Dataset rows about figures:
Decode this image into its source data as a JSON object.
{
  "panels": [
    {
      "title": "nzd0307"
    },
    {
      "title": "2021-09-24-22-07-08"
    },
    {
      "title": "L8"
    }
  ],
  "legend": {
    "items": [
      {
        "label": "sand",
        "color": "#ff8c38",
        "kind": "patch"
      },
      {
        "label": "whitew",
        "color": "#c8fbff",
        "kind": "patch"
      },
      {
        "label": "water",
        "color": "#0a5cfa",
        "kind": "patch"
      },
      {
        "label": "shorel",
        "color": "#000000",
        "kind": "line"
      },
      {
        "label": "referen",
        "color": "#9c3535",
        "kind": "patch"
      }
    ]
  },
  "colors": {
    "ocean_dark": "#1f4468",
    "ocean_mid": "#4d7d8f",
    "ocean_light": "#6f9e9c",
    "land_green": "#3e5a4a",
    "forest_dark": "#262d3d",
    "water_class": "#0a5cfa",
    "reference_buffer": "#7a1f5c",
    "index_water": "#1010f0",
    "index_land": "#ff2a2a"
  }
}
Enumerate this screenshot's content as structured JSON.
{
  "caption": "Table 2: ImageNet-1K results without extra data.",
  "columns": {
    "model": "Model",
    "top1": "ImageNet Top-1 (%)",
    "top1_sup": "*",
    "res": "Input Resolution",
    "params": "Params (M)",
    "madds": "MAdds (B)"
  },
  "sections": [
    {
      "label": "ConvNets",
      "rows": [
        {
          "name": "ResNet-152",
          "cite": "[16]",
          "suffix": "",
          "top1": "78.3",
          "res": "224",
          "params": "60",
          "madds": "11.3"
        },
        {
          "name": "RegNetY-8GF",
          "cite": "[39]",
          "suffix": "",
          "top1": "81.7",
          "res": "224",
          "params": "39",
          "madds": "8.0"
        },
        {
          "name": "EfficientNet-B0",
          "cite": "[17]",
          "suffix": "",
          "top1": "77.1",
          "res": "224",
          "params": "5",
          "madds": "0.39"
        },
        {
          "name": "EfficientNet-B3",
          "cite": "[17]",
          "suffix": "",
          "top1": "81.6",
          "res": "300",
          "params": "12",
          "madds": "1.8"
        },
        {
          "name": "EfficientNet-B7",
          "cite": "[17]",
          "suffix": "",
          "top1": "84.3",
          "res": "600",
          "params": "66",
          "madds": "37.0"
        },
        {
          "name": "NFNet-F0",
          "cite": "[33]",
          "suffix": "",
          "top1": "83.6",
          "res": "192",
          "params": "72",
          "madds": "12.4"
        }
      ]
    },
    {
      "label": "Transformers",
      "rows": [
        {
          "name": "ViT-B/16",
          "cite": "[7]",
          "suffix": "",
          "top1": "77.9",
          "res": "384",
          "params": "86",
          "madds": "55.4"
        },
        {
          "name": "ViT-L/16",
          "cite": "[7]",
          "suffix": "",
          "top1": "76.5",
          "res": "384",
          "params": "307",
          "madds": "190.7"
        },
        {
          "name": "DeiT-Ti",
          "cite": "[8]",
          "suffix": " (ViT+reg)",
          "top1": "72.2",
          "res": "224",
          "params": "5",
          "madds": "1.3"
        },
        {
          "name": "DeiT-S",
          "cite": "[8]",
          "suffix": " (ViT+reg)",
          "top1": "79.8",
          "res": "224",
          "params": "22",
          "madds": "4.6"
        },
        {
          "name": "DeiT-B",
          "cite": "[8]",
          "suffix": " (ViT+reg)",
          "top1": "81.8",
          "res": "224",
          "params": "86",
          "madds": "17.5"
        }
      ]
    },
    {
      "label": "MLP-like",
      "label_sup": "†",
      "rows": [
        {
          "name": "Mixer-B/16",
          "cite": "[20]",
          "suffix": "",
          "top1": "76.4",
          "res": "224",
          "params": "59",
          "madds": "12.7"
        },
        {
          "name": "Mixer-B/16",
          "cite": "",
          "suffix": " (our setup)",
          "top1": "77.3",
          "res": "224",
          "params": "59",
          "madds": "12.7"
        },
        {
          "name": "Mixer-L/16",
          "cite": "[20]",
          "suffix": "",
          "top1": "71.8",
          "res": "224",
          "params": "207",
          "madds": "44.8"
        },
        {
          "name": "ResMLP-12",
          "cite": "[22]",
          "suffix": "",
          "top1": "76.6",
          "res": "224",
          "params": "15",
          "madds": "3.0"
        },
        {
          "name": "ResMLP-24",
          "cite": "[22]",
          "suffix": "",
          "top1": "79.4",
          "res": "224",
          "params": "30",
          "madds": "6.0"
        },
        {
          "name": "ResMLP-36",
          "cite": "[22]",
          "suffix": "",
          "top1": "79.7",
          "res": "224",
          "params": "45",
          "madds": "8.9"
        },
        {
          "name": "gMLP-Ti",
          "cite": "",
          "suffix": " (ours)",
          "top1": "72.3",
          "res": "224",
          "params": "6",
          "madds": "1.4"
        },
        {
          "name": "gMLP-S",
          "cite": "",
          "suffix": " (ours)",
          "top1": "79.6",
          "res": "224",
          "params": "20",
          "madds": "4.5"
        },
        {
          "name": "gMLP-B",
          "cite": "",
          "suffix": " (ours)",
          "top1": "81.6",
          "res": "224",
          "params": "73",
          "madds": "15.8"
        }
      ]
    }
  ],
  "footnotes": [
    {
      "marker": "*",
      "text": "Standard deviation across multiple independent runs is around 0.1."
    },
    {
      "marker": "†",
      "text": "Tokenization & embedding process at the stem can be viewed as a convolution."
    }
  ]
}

PROBLEM STATEMENT = Which lines in the records above contain the string "ImageNet"? Copy each one.

FINAL ANSWER =
  "caption": "Table 2: ImageNet-1K results without extra data.",
    "top1": "ImageNet Top-1 (%)",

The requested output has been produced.